KUTIPAN TEKS:

* * * *

Foto: tribunnews.com
Kantor berita Reuters pada 18 Maret 2010 mengutip dokumentasi Departemen luar negeri (Deplu) AS, sejak tahun 2003 negara itu aktif membiayai program kontraterorisme di sejumlah negara lewat Antiterorism Assistance Program (ATA). Dalam laporannya ke Kongres AS pada 2005, misalnya, ATA mengucurkan dana 5,4 juta dolar AS untuk Densus 88.
Atas Nama Kedaulatan
Sebagai negara yang telah mendapatkan kedaulatan secara penuh, Indonesia bergabung ke dalam keanggotaan PBB pada tahun 1950. Tepatnya pada tanggal 27 September 1950, Majelis Umum PBB menerima Indonesia sebagai anggota PBB. Pada tahun 1955, Indonesia kembali menegaskan kiprahnya dalam percaturan internasional dengan memprakarsai lahirnya Konferensi Asia Afrika (KAA), bersama Burma, India, Pakistan dan Sri Lanka. Selain sebagai pemrakarsa Indonesia juga berlaku sebagai tuan rumah Konferensi Asia Afrika yang dilangsungkan di Bandung pada tanggal 18 sampai 25 April 1955.
Indonesia yang tidak ingin larut dalam pertikaian blok barat-blok timur, turut serta sebagai salah satu negara penggagas Konferensi Tingkat Tinggi Negara-negara Non Blok (KTT Non Blok). Dan pada tahun 1961 diselenggarakan KTT Non Blok yang pertama di Beograd, Yugoslavia. KTT tersebut dihadiri oleh beberapa negara berkembang yang tidak melibatkan diri sebagai negara pendukung blok timur maupun blok barat.

* * * *

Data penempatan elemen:
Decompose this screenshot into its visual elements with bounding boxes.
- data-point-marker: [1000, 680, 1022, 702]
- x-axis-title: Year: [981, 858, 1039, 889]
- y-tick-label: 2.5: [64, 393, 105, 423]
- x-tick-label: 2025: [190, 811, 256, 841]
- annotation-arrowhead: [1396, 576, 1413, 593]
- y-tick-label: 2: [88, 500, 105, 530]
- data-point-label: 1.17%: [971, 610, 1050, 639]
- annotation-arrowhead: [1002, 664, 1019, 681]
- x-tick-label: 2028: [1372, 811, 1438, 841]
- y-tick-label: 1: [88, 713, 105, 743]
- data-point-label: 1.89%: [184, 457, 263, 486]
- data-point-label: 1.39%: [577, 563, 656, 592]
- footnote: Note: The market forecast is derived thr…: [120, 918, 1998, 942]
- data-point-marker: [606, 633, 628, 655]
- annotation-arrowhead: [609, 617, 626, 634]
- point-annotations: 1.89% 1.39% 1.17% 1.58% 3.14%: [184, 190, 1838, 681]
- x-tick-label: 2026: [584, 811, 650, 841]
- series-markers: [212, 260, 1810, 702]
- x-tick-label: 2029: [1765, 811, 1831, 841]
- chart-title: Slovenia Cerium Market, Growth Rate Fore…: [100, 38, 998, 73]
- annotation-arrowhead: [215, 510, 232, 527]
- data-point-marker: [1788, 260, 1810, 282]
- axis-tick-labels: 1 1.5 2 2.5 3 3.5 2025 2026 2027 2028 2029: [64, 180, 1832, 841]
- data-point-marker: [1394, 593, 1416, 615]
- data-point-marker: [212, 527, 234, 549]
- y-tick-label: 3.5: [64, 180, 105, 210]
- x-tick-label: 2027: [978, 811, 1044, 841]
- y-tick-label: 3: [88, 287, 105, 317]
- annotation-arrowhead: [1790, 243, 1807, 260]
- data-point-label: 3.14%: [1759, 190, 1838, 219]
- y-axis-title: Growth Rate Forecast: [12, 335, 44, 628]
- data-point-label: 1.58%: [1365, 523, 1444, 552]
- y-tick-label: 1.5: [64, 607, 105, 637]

* * * *

INSTRUKSI TUGAS A:
Ringkaslah kutipan teks dalam dua kalimat.
INSTRUKSI TUGAS B:
Tuliskan kembali tanpa perubahan seluruh bagian kutipan teks mulai dari "Atas Nama Kedaulatan" terus sampai "25 April 1955.".
Entri-entri ini sama sekali tidak digunakan dalam tugas ini.

JAWABAN A:
Menurut Reuters yang mengutip dokumentasi Deplu AS, sejak 2003 AS membiayai program kontraterorisme di sejumlah negara melalui ATA, termasuk dana 5,4 juta dolar AS untuk Densus 88 yang dilaporkan ke Kongres pada 2005. Indonesia diterima sebagai anggota PBB pada 27 September 1950, memprakarsai dan menjadi tuan rumah Konferensi Asia Afrika di Bandung pada 1955, serta turut menggagas KTT Non Blok yang pertama kali diselenggarakan di Beograd pada 1961.

JAWABAN B:
Atas Nama Kedaulatan
Sebagai negara yang telah mendapatkan kedaulatan secara penuh, Indonesia bergabung ke dalam keanggotaan PBB pada tahun 1950. Tepatnya pada tanggal 27 September 1950, Majelis Umum PBB menerima Indonesia sebagai anggota PBB. Pada tahun 1955, Indonesia kembali menegaskan kiprahnya dalam percaturan internasional dengan memprakarsai lahirnya Konferensi Asia Afrika (KAA), bersama Burma, India, Pakistan dan Sri Lanka. Selain sebagai pemrakarsa Indonesia juga berlaku sebagai tuan rumah Konferensi Asia Afrika yang dilangsungkan di Bandung pada tanggal 18 sampai 25 April 1955.